◆ Saved entries:
- - - -

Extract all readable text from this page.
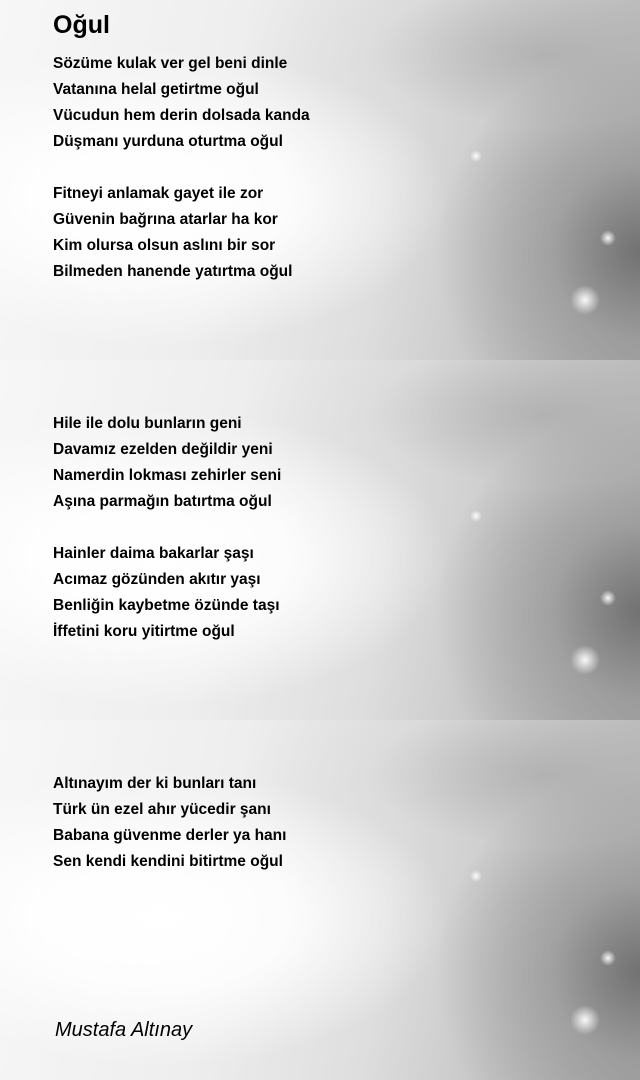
Oğul
Sözüme kulak ver gel beni dinle
Vatanına helal getirtme oğul
Vücudun hem derin dolsada kanda
Düşmanı yurduna oturtma oğul
Fitneyi anlamak gayet ile zor
Güvenin bağrına atarlar ha kor
Kim olursa olsun aslını bir sor
Bilmeden hanende yatırtma oğul
Hile ile dolu bunların geni
Davamız ezelden değildir yeni
Namerdin lokması zehirler seni
Aşına parmağın batırtma oğul
Hainler daima bakarlar şaşı
Acımaz gözünden akıtır yaşı
Benliğin kaybetme özünde taşı
İffetini koru yitirtme oğul
Altınayım der ki bunları tanı
Türk ün ezel ahır yücedir şanı
Babana güvenme derler ya hanı
Sen kendi kendini bitirtme oğul
Mustafa Altınay
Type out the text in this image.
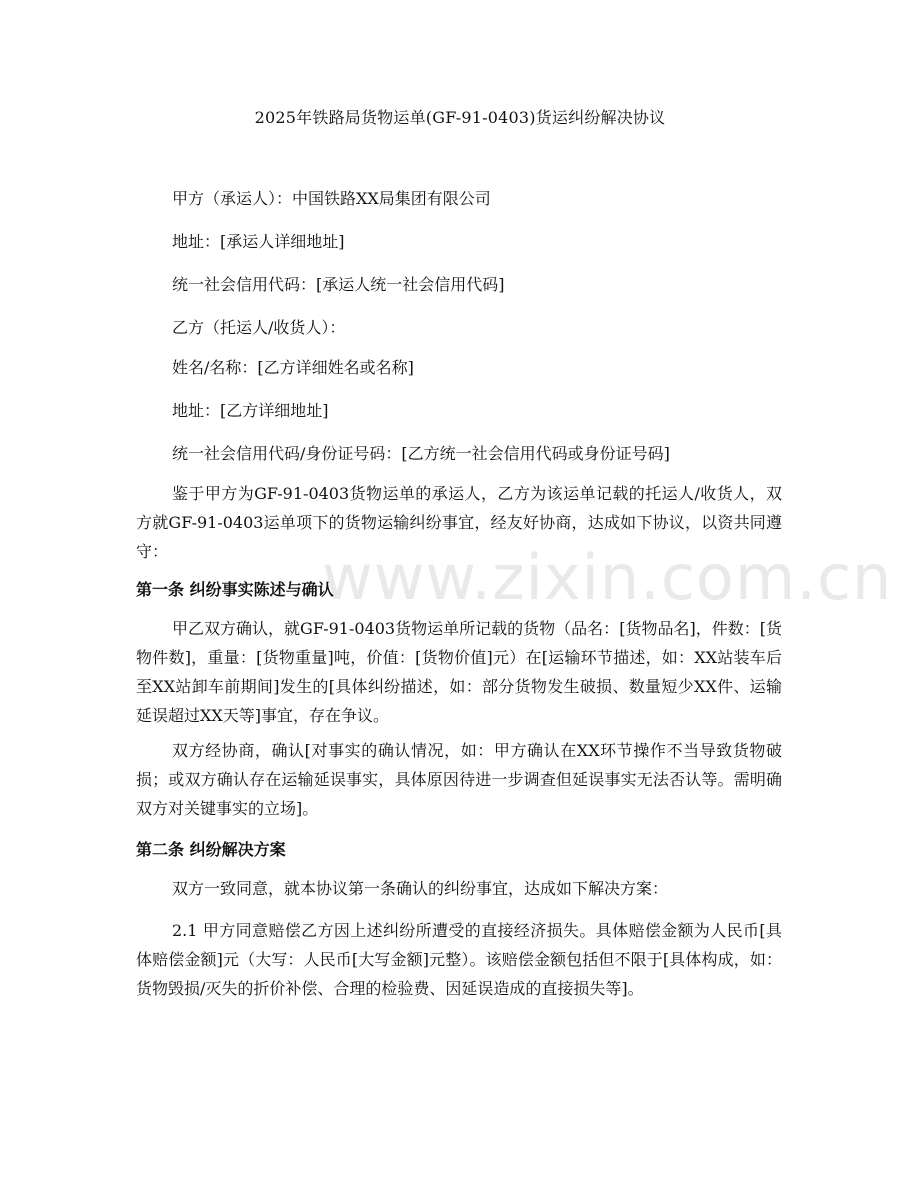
www.zixin.com.cn
2025年铁路局货物运单(GF-91-0403)货运纠纷解决协议
甲方（承运人）：中国铁路XX局集团有限公司
地址：[承运人详细地址]
统一社会信用代码：[承运人统一社会信用代码]
乙方（托运人/收货人）：
姓名/名称：[乙方详细姓名或名称]
地址：[乙方详细地址]
统一社会信用代码/身份证号码：[乙方统一社会信用代码或身份证号码]
鉴于甲方为GF-91-0403货物运单的承运人，乙方为该运单记载的托运人/收货人，双方就GF-91-0403运单项下的货物运输纠纷事宜，经友好协商，达成如下协议，以资共同遵守：
第一条 纠纷事实陈述与确认
甲乙双方确认，就GF-91-0403货物运单所记载的货物（品名：[货物品名]，件数：[货物件数]，重量：[货物重量]吨，价值：[货物价值]元）在[运输环节描述，如：XX站装车后至XX站卸车前期间]发生的[具体纠纷描述，如：部分货物发生破损、数量短少XX件、运输延误超过XX天等]事宜，存在争议。
双方经协商，确认[对事实的确认情况，如：甲方确认在XX环节操作不当导致货物破损；或双方确认存在运输延误事实，具体原因待进一步调查但延误事实无法否认等。需明确双方对关键事实的立场]。
第二条 纠纷解决方案
双方一致同意，就本协议第一条确认的纠纷事宜，达成如下解决方案：
2.1 甲方同意赔偿乙方因上述纠纷所遭受的直接经济损失。具体赔偿金额为人民币[具体赔偿金额]元（大写：人民币[大写金额]元整）。该赔偿金额包括但不限于[具体构成，如：货物毁损/灭失的折价补偿、合理的检验费、因延误造成的直接损失等]。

- - - -

◆ GIVEN REQUEST:
What do the lines above say from the line containing "Type out the text in this image." through the last line? Quote them exactly, both ends included, and leave out the pictures.

◆ RESULT:
Type out the text in this image.
www.zixin.com.cn
2025年铁路局货物运单(GF-91-0403)货运纠纷解决协议
甲方（承运人）：中国铁路XX局集团有限公司
地址：[承运人详细地址]
统一社会信用代码：[承运人统一社会信用代码]
乙方（托运人/收货人）：
姓名/名称：[乙方详细姓名或名称]
地址：[乙方详细地址]
统一社会信用代码/身份证号码：[乙方统一社会信用代码或身份证号码]
鉴于甲方为GF-91-0403货物运单的承运人，乙方为该运单记载的托运人/收货人，双方就GF-91-0403运单项下的货物运输纠纷事宜，经友好协商，达成如下协议，以资共同遵守：
第一条 纠纷事实陈述与确认
甲乙双方确认，就GF-91-0403货物运单所记载的货物（品名：[货物品名]，件数：[货物件数]，重量：[货物重量]吨，价值：[货物价值]元）在[运输环节描述，如：XX站装车后至XX站卸车前期间]发生的[具体纠纷描述，如：部分货物发生破损、数量短少XX件、运输延误超过XX天等]事宜，存在争议。
双方经协商，确认[对事实的确认情况，如：甲方确认在XX环节操作不当导致货物破损；或双方确认存在运输延误事实，具体原因待进一步调查但延误事实无法否认等。需明确双方对关键事实的立场]。
第二条 纠纷解决方案
双方一致同意，就本协议第一条确认的纠纷事宜，达成如下解决方案：
2.1 甲方同意赔偿乙方因上述纠纷所遭受的直接经济损失。具体赔偿金额为人民币[具体赔偿金额]元（大写：人民币[大写金额]元整）。该赔偿金额包括但不限于[具体构成，如：货物毁损/灭失的折价补偿、合理的检验费、因延误造成的直接损失等]。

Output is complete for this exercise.